### Exercise prompt
Find all lines in the listing that include the word "البلاستيدات", then copy them.

-- Start of Exercise material --

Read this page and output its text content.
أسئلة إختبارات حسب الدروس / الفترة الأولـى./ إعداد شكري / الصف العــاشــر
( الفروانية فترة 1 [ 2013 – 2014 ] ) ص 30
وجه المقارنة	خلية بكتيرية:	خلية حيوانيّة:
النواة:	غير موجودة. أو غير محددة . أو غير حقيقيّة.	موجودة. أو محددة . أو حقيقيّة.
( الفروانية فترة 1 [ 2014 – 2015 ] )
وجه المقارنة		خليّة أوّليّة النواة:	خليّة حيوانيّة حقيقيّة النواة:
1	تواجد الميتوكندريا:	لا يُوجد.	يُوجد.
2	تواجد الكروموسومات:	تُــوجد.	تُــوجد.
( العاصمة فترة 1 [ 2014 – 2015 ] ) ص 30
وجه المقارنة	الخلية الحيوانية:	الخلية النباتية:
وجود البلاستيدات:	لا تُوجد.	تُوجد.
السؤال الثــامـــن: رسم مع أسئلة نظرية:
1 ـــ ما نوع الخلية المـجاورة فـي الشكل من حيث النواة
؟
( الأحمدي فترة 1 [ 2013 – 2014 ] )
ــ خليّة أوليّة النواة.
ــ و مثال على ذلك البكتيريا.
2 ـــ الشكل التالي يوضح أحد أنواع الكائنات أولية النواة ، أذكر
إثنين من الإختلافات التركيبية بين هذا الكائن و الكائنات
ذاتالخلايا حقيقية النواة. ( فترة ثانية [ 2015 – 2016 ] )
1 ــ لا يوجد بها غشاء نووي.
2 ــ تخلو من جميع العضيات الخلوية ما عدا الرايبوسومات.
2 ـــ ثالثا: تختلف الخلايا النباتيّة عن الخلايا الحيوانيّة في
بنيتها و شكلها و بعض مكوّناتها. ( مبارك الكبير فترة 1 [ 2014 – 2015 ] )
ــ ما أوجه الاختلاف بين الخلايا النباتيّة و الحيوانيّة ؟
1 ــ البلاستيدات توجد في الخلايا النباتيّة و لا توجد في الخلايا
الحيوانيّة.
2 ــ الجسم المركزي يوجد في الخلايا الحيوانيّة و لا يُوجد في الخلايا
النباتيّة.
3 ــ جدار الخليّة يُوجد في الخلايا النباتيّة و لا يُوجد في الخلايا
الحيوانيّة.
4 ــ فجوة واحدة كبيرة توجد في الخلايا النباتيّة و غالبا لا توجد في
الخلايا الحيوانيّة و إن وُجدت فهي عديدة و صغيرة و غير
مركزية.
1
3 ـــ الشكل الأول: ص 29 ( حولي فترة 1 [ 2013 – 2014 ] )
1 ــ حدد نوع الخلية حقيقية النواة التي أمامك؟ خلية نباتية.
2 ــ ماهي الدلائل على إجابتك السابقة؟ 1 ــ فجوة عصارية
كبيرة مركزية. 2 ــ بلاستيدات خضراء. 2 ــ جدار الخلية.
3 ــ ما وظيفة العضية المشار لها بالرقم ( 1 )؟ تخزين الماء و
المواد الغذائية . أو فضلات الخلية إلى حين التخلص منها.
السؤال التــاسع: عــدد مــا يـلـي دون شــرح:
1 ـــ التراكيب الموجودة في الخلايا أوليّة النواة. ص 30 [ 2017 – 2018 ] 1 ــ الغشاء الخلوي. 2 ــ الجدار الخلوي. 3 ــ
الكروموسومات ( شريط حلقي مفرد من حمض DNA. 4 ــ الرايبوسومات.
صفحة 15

-- End of Exercise material --

### Exercise response
وجود البلاستيدات:	لا تُوجد.	تُوجد.
1 ــ البلاستيدات توجد في الخلايا النباتيّة و لا توجد في الخلايا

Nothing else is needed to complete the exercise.